What the task asks :: Copy the records word for word, from the first line through the line containing "deceased-name: DOÑA MARÍA", with both ends included.

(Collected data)
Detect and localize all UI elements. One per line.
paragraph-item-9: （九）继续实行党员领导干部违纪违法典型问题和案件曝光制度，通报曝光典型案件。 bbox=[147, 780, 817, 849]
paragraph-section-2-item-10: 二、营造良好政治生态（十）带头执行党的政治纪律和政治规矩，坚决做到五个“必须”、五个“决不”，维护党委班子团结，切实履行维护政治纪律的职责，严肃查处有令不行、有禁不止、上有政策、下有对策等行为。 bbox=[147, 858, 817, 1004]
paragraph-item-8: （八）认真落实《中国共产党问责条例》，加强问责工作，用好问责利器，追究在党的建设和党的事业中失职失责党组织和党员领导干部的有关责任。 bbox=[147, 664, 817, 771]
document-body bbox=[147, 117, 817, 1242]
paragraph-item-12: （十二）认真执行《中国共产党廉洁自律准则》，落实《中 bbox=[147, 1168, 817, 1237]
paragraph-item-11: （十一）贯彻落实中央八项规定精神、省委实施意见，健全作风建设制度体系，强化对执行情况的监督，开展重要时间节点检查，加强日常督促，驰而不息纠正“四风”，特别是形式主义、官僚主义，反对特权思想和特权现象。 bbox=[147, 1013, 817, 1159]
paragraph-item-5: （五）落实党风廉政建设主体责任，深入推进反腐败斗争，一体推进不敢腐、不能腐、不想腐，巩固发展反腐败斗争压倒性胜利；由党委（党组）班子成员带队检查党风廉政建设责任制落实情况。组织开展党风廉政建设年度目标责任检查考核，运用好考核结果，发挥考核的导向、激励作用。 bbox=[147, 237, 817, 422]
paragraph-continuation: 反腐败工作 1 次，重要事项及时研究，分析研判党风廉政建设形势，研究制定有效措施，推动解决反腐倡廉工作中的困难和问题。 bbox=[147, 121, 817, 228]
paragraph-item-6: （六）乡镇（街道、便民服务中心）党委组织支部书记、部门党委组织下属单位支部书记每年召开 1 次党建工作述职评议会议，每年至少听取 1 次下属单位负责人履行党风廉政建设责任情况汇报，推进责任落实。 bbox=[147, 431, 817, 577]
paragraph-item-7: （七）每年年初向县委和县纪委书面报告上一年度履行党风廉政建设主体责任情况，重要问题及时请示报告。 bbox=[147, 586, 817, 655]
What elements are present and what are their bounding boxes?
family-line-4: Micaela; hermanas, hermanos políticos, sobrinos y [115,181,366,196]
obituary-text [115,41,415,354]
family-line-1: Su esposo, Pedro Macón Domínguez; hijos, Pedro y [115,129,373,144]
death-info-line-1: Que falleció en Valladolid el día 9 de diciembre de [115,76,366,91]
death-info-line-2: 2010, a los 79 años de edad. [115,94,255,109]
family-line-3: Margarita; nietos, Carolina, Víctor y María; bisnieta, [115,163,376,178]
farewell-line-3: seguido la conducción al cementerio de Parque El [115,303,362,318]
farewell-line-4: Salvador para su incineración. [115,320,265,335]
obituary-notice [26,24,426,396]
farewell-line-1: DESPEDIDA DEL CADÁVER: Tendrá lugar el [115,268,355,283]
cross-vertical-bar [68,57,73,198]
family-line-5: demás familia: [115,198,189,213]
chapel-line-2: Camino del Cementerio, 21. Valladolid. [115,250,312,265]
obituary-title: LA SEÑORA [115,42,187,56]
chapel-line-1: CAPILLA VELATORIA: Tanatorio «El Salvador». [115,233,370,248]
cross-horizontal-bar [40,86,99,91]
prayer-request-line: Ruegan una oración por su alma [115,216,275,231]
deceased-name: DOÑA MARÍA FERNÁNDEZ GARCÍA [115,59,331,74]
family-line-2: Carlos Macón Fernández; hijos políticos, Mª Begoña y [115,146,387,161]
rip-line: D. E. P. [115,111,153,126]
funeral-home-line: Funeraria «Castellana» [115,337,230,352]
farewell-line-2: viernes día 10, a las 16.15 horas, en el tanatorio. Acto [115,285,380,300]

Solution ::
Detect and localize all UI elements. One per line.
paragraph-item-9: （九）继续实行党员领导干部违纪违法典型问题和案件曝光制度，通报曝光典型案件。 bbox=[147, 780, 817, 849]
paragraph-section-2-item-10: 二、营造良好政治生态（十）带头执行党的政治纪律和政治规矩，坚决做到五个“必须”、五个“决不”，维护党委班子团结，切实履行维护政治纪律的职责，严肃查处有令不行、有禁不止、上有政策、下有对策等行为。 bbox=[147, 858, 817, 1004]
paragraph-item-8: （八）认真落实《中国共产党问责条例》，加强问责工作，用好问责利器，追究在党的建设和党的事业中失职失责党组织和党员领导干部的有关责任。 bbox=[147, 664, 817, 771]
document-body bbox=[147, 117, 817, 1242]
paragraph-item-12: （十二）认真执行《中国共产党廉洁自律准则》，落实《中 bbox=[147, 1168, 817, 1237]
paragraph-item-11: （十一）贯彻落实中央八项规定精神、省委实施意见，健全作风建设制度体系，强化对执行情况的监督，开展重要时间节点检查，加强日常督促，驰而不息纠正“四风”，特别是形式主义、官僚主义，反对特权思想和特权现象。 bbox=[147, 1013, 817, 1159]
paragraph-item-5: （五）落实党风廉政建设主体责任，深入推进反腐败斗争，一体推进不敢腐、不能腐、不想腐，巩固发展反腐败斗争压倒性胜利；由党委（党组）班子成员带队检查党风廉政建设责任制落实情况。组织开展党风廉政建设年度目标责任检查考核，运用好考核结果，发挥考核的导向、激励作用。 bbox=[147, 237, 817, 422]
paragraph-continuation: 反腐败工作 1 次，重要事项及时研究，分析研判党风廉政建设形势，研究制定有效措施，推动解决反腐倡廉工作中的困难和问题。 bbox=[147, 121, 817, 228]
paragraph-item-6: （六）乡镇（街道、便民服务中心）党委组织支部书记、部门党委组织下属单位支部书记每年召开 1 次党建工作述职评议会议，每年至少听取 1 次下属单位负责人履行党风廉政建设责任情况汇报，推进责任落实。 bbox=[147, 431, 817, 577]
paragraph-item-7: （七）每年年初向县委和县纪委书面报告上一年度履行党风廉政建设主体责任情况，重要问题及时请示报告。 bbox=[147, 586, 817, 655]
What elements are present and what are their bounding boxes?
family-line-4: Micaela; hermanas, hermanos políticos, sobrinos y [115,181,366,196]
obituary-text [115,41,415,354]
family-line-1: Su esposo, Pedro Macón Domínguez; hijos, Pedro y [115,129,373,144]
death-info-line-1: Que falleció en Valladolid el día 9 de diciembre de [115,76,366,91]
death-info-line-2: 2010, a los 79 años de edad. [115,94,255,109]
family-line-3: Margarita; nietos, Carolina, Víctor y María; bisnieta, [115,163,376,178]
farewell-line-3: seguido la conducción al cementerio de Parque El [115,303,362,318]
farewell-line-4: Salvador para su incineración. [115,320,265,335]
obituary-notice [26,24,426,396]
farewell-line-1: DESPEDIDA DEL CADÁVER: Tendrá lugar el [115,268,355,283]
cross-vertical-bar [68,57,73,198]
family-line-5: demás familia: [115,198,189,213]
chapel-line-2: Camino del Cementerio, 21. Valladolid. [115,250,312,265]
obituary-title: LA SEÑORA [115,42,187,56]
chapel-line-1: CAPILLA VELATORIA: Tanatorio «El Salvador». [115,233,370,248]
cross-horizontal-bar [40,86,99,91]
prayer-request-line: Ruegan una oración por su alma [115,216,275,231]
deceased-name: DOÑA MARÍA FERNÁNDEZ GARCÍA [115,59,331,74]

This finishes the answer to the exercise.